*Exercise task*
Retype the records below word for word and omit any image.

-- begin --

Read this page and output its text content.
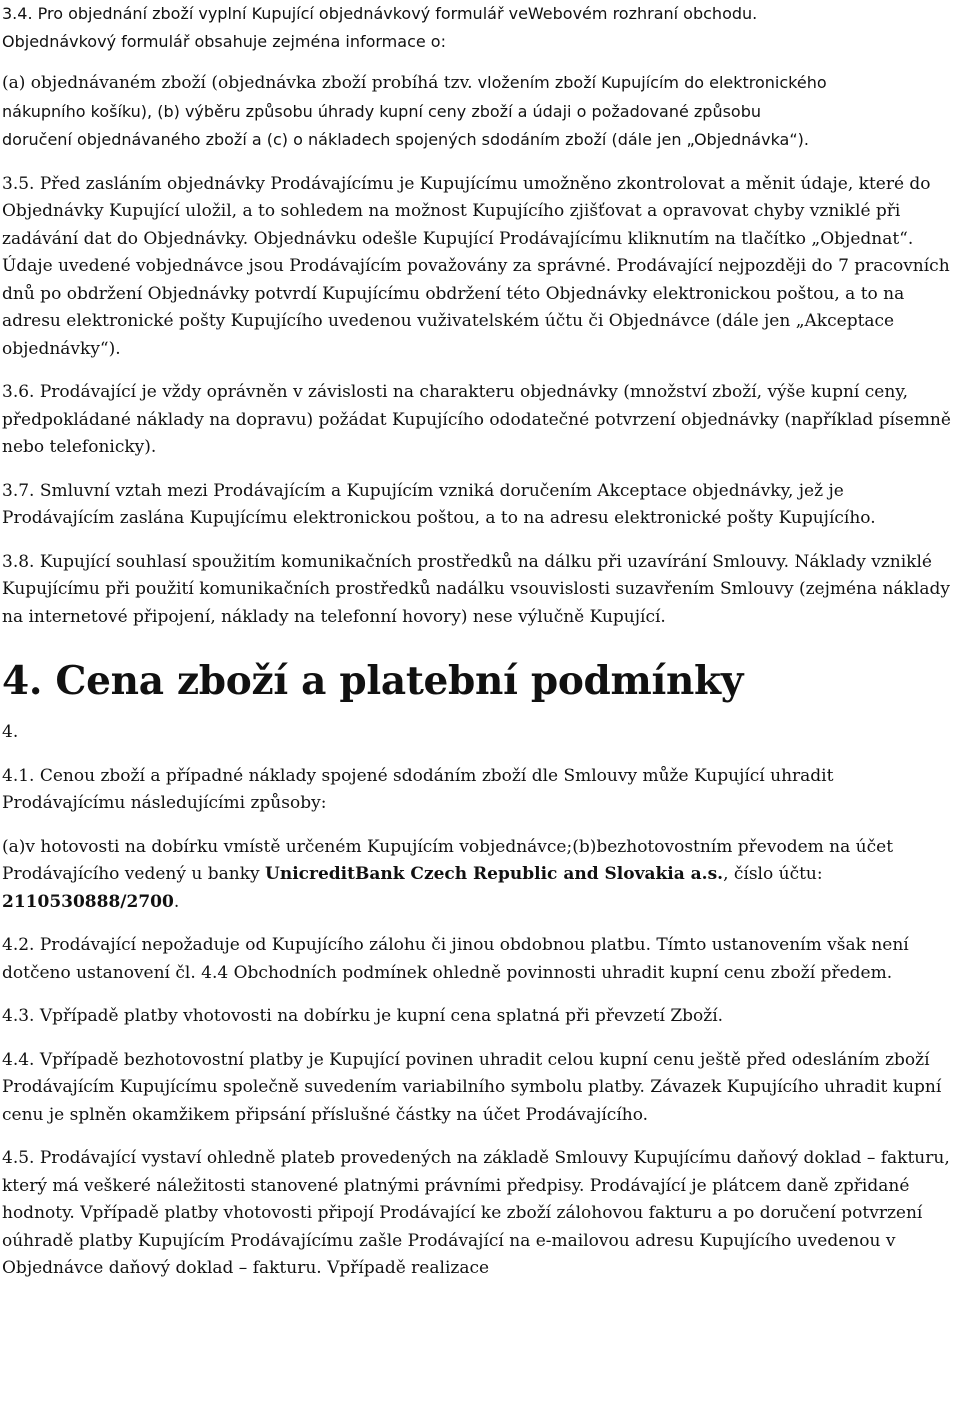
3.4. Pro objednání zboží vyplní Kupující objednávkový formulář veWebovém rozhraní obchodu.

Objednávkový formulář obsahuje zejména informace o:

(a) objednávaném zboží (objednávka zboží probíhá tzv. vložením zboží Kupujícím do elektronického
nákupního košíku), (b) výběru způsobu úhrady kupní ceny zboží a údaji o požadované způsobu
doručení objednávaného zboží a (c) o nákladech spojených sdodáním zboží (dále jen „Objednávka“).

3.5. Před zasláním objednávky Prodávajícímu je Kupujícímu umožněno zkontrolovat a měnit údaje, které do Objednávky Kupující uložil, a to sohledem na možnost Kupujícího zjišťovat a opravovat chyby vzniklé při zadávání dat do Objednávky. Objednávku odešle Kupující Prodávajícímu kliknutím na tlačítko „Objednat“. Údaje uvedené vobjednávce jsou Prodávajícím považovány za správné. Prodávající nejpozději do 7 pracovních dnů po obdržení Objednávky potvrdí Kupujícímu obdržení této Objednávky elektronickou poštou, a to na adresu elektronické pošty Kupujícího uvedenou vuživatelském účtu či Objednávce (dále jen „Akceptace objednávky“).

3.6. Prodávající je vždy oprávněn v závislosti na charakteru objednávky (množství zboží, výše kupní ceny, předpokládané náklady na dopravu) požádat Kupujícího ododatečné potvrzení objednávky (například písemně nebo telefonicky).

3.7. Smluvní vztah mezi Prodávajícím a Kupujícím vzniká doručením Akceptace objednávky, jež je Prodávajícím zaslána Kupujícímu elektronickou poštou, a to na adresu elektronické pošty Kupujícího.

3.8. Kupující souhlasí spoužitím komunikačních prostředků na dálku při uzavírání Smlouvy. Náklady vzniklé Kupujícímu při použití komunikačních prostředků nadálku vsouvislosti suzavřením Smlouvy (zejména náklady na internetové připojení, náklady na telefonní hovory) nese výlučně Kupující.

4. Cena zboží a platební podmínky

4.

4.1. Cenou zboží a případné náklady spojené sdodáním zboží dle Smlouvy může Kupující uhradit Prodávajícímu následujícími způsoby:

(a)v hotovosti na dobírku vmístě určeném Kupujícím vobjednávce;(b)bezhotovostním převodem na účet Prodávajícího vedený u banky UnicreditBank Czech Republic and Slovakia a.s., číslo účtu: 2110530888/2700.

4.2. Prodávající nepožaduje od Kupujícího zálohu či jinou obdobnou platbu. Tímto ustanovením však není dotčeno ustanovení čl. 4.4 Obchodních podmínek ohledně povinnosti uhradit kupní cenu zboží předem.

4.3. Vpřípadě platby vhotovosti na dobírku je kupní cena splatná při převzetí Zboží.

4.4. Vpřípadě bezhotovostní platby je Kupující povinen uhradit celou kupní cenu ještě před odesláním zboží Prodávajícím Kupujícímu společně suvedením variabilního symbolu platby. Závazek Kupujícího uhradit kupní cenu je splněn okamžikem připsání příslušné částky na účet Prodávajícího.

4.5. Prodávající vystaví ohledně plateb provedených na základě Smlouvy Kupujícímu daňový doklad – fakturu, který má veškeré náležitosti stanovené platnými právními předpisy. Prodávající je plátcem daně zpřidané hodnoty. Vpřípadě platby vhotovosti připojí Prodávající ke zboží zálohovou fakturu a po doručení potvrzení oúhradě platby Kupujícím Prodávajícímu zašle Prodávající na e-mailovou adresu Kupujícího uvedenou v Objednávce daňový doklad – fakturu. Vpřípadě realizace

-- end --

*Worked solution*
Read this page and output its text content.
3.4. Pro objednání zboží vyplní Kupující objednávkový formulář veWebovém rozhraní obchodu.

Objednávkový formulář obsahuje zejména informace o:

(a) objednávaném zboží (objednávka zboží probíhá tzv. vložením zboží Kupujícím do elektronického
nákupního košíku), (b) výběru způsobu úhrady kupní ceny zboží a údaji o požadované způsobu
doručení objednávaného zboží a (c) o nákladech spojených sdodáním zboží (dále jen „Objednávka“).

3.5. Před zasláním objednávky Prodávajícímu je Kupujícímu umožněno zkontrolovat a měnit údaje, které do Objednávky Kupující uložil, a to sohledem na možnost Kupujícího zjišťovat a opravovat chyby vzniklé při zadávání dat do Objednávky. Objednávku odešle Kupující Prodávajícímu kliknutím na tlačítko „Objednat“. Údaje uvedené vobjednávce jsou Prodávajícím považovány za správné. Prodávající nejpozději do 7 pracovních dnů po obdržení Objednávky potvrdí Kupujícímu obdržení této Objednávky elektronickou poštou, a to na adresu elektronické pošty Kupujícího uvedenou vuživatelském účtu či Objednávce (dále jen „Akceptace objednávky“).

3.6. Prodávající je vždy oprávněn v závislosti na charakteru objednávky (množství zboží, výše kupní ceny, předpokládané náklady na dopravu) požádat Kupujícího ododatečné potvrzení objednávky (například písemně nebo telefonicky).

3.7. Smluvní vztah mezi Prodávajícím a Kupujícím vzniká doručením Akceptace objednávky, jež je Prodávajícím zaslána Kupujícímu elektronickou poštou, a to na adresu elektronické pošty Kupujícího.

3.8. Kupující souhlasí spoužitím komunikačních prostředků na dálku při uzavírání Smlouvy. Náklady vzniklé Kupujícímu při použití komunikačních prostředků nadálku vsouvislosti suzavřením Smlouvy (zejména náklady na internetové připojení, náklady na telefonní hovory) nese výlučně Kupující.

4. Cena zboží a platební podmínky

4.

4.1. Cenou zboží a případné náklady spojené sdodáním zboží dle Smlouvy může Kupující uhradit Prodávajícímu následujícími způsoby:

(a)v hotovosti na dobírku vmístě určeném Kupujícím vobjednávce;(b)bezhotovostním převodem na účet Prodávajícího vedený u banky UnicreditBank Czech Republic and Slovakia a.s., číslo účtu: 2110530888/2700.

4.2. Prodávající nepožaduje od Kupujícího zálohu či jinou obdobnou platbu. Tímto ustanovením však není dotčeno ustanovení čl. 4.4 Obchodních podmínek ohledně povinnosti uhradit kupní cenu zboží předem.

4.3. Vpřípadě platby vhotovosti na dobírku je kupní cena splatná při převzetí Zboží.

4.4. Vpřípadě bezhotovostní platby je Kupující povinen uhradit celou kupní cenu ještě před odesláním zboží Prodávajícím Kupujícímu společně suvedením variabilního symbolu platby. Závazek Kupujícího uhradit kupní cenu je splněn okamžikem připsání příslušné částky na účet Prodávajícího.

4.5. Prodávající vystaví ohledně plateb provedených na základě Smlouvy Kupujícímu daňový doklad – fakturu, který má veškeré náležitosti stanovené platnými právními předpisy. Prodávající je plátcem daně zpřidané hodnoty. Vpřípadě platby vhotovosti připojí Prodávající ke zboží zálohovou fakturu a po doručení potvrzení oúhradě platby Kupujícím Prodávajícímu zašle Prodávající na e-mailovou adresu Kupujícího uvedenou v Objednávce daňový doklad – fakturu. Vpřípadě realizace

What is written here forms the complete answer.